• _Given task_
Repeat each entry in full, exactly.

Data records
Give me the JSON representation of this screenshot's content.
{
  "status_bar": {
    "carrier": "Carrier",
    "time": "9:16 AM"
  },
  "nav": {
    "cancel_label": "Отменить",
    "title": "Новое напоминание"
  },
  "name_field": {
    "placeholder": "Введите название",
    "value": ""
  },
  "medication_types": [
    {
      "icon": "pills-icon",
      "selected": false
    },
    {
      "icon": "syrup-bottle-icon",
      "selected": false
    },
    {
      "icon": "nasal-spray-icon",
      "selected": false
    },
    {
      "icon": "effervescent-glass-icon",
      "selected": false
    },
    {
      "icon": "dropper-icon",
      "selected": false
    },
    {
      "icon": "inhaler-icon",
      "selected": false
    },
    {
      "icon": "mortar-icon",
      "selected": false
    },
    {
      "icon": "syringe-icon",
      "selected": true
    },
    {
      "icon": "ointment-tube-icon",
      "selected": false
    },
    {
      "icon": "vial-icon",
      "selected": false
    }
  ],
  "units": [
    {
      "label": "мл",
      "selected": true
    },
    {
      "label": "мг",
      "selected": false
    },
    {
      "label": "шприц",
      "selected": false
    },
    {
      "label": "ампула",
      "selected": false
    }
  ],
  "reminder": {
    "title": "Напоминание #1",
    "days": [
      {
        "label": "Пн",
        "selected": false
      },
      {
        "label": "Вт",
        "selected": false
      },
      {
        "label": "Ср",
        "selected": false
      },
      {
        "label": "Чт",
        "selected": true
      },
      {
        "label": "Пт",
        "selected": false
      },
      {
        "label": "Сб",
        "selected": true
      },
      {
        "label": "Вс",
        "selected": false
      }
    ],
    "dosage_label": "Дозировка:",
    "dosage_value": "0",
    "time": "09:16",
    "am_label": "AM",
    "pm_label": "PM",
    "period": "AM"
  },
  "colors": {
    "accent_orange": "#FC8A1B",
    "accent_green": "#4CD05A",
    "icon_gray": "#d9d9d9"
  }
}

• _Full solution_
Give me the JSON representation of this screenshot's content.
{
  "status_bar": {
    "carrier": "Carrier",
    "time": "9:16 AM"
  },
  "nav": {
    "cancel_label": "Отменить",
    "title": "Новое напоминание"
  },
  "name_field": {
    "placeholder": "Введите название",
    "value": ""
  },
  "medication_types": [
    {
      "icon": "pills-icon",
      "selected": false
    },
    {
      "icon": "syrup-bottle-icon",
      "selected": false
    },
    {
      "icon": "nasal-spray-icon",
      "selected": false
    },
    {
      "icon": "effervescent-glass-icon",
      "selected": false
    },
    {
      "icon": "dropper-icon",
      "selected": false
    },
    {
      "icon": "inhaler-icon",
      "selected": false
    },
    {
      "icon": "mortar-icon",
      "selected": false
    },
    {
      "icon": "syringe-icon",
      "selected": true
    },
    {
      "icon": "ointment-tube-icon",
      "selected": false
    },
    {
      "icon": "vial-icon",
      "selected": false
    }
  ],
  "units": [
    {
      "label": "мл",
      "selected": true
    },
    {
      "label": "мг",
      "selected": false
    },
    {
      "label": "шприц",
      "selected": false
    },
    {
      "label": "ампула",
      "selected": false
    }
  ],
  "reminder": {
    "title": "Напоминание #1",
    "days": [
      {
        "label": "Пн",
        "selected": false
      },
      {
        "label": "Вт",
        "selected": false
      },
      {
        "label": "Ср",
        "selected": false
      },
      {
        "label": "Чт",
        "selected": true
      },
      {
        "label": "Пт",
        "selected": false
      },
      {
        "label": "Сб",
        "selected": true
      },
      {
        "label": "Вс",
        "selected": false
      }
    ],
    "dosage_label": "Дозировка:",
    "dosage_value": "0",
    "time": "09:16",
    "am_label": "AM",
    "pm_label": "PM",
    "period": "AM"
  },
  "colors": {
    "accent_orange": "#FC8A1B",
    "accent_green": "#4CD05A",
    "icon_gray": "#d9d9d9"
  }
}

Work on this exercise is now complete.